— Start Records shown —

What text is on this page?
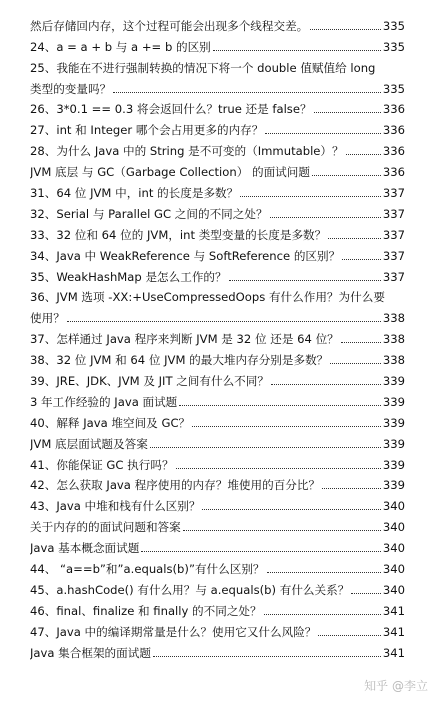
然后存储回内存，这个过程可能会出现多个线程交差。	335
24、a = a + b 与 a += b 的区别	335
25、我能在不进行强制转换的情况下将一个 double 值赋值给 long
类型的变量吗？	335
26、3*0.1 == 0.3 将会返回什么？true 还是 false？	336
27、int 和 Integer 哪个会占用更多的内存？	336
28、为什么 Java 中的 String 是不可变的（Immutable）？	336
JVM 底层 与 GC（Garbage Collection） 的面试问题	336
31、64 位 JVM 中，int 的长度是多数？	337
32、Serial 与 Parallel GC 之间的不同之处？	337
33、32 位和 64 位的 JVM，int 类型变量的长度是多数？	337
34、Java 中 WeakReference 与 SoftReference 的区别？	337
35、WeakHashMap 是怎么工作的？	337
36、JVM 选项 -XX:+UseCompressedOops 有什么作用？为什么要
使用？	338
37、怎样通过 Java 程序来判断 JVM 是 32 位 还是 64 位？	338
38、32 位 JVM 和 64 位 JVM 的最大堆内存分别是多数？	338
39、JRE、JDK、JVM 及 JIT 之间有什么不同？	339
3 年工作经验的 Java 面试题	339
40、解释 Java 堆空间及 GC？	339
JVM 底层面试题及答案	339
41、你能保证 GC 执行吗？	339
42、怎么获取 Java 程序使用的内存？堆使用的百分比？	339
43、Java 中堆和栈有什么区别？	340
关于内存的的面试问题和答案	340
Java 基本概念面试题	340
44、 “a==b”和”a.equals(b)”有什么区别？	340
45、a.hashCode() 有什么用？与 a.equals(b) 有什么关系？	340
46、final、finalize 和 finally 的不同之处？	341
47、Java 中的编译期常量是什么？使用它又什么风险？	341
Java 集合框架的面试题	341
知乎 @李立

— End Records shown —

* Aim
Working from the lines above, reproduce the material exactly and exclude its pictures.

* Problem solution
What text is on this page?
然后存储回内存，这个过程可能会出现多个线程交差。	335
24、a = a + b 与 a += b 的区别	335
25、我能在不进行强制转换的情况下将一个 double 值赋值给 long
类型的变量吗？	335
26、3*0.1 == 0.3 将会返回什么？true 还是 false？	336
27、int 和 Integer 哪个会占用更多的内存？	336
28、为什么 Java 中的 String 是不可变的（Immutable）？	336
JVM 底层 与 GC（Garbage Collection） 的面试问题	336
31、64 位 JVM 中，int 的长度是多数？	337
32、Serial 与 Parallel GC 之间的不同之处？	337
33、32 位和 64 位的 JVM，int 类型变量的长度是多数？	337
34、Java 中 WeakReference 与 SoftReference 的区别？	337
35、WeakHashMap 是怎么工作的？	337
36、JVM 选项 -XX:+UseCompressedOops 有什么作用？为什么要
使用？	338
37、怎样通过 Java 程序来判断 JVM 是 32 位 还是 64 位？	338
38、32 位 JVM 和 64 位 JVM 的最大堆内存分别是多数？	338
39、JRE、JDK、JVM 及 JIT 之间有什么不同？	339
3 年工作经验的 Java 面试题	339
40、解释 Java 堆空间及 GC？	339
JVM 底层面试题及答案	339
41、你能保证 GC 执行吗？	339
42、怎么获取 Java 程序使用的内存？堆使用的百分比？	339
43、Java 中堆和栈有什么区别？	340
关于内存的的面试问题和答案	340
Java 基本概念面试题	340
44、 “a==b”和”a.equals(b)”有什么区别？	340
45、a.hashCode() 有什么用？与 a.equals(b) 有什么关系？	340
46、final、finalize 和 finally 的不同之处？	341
47、Java 中的编译期常量是什么？使用它又什么风险？	341
Java 集合框架的面试题	341
知乎 @李立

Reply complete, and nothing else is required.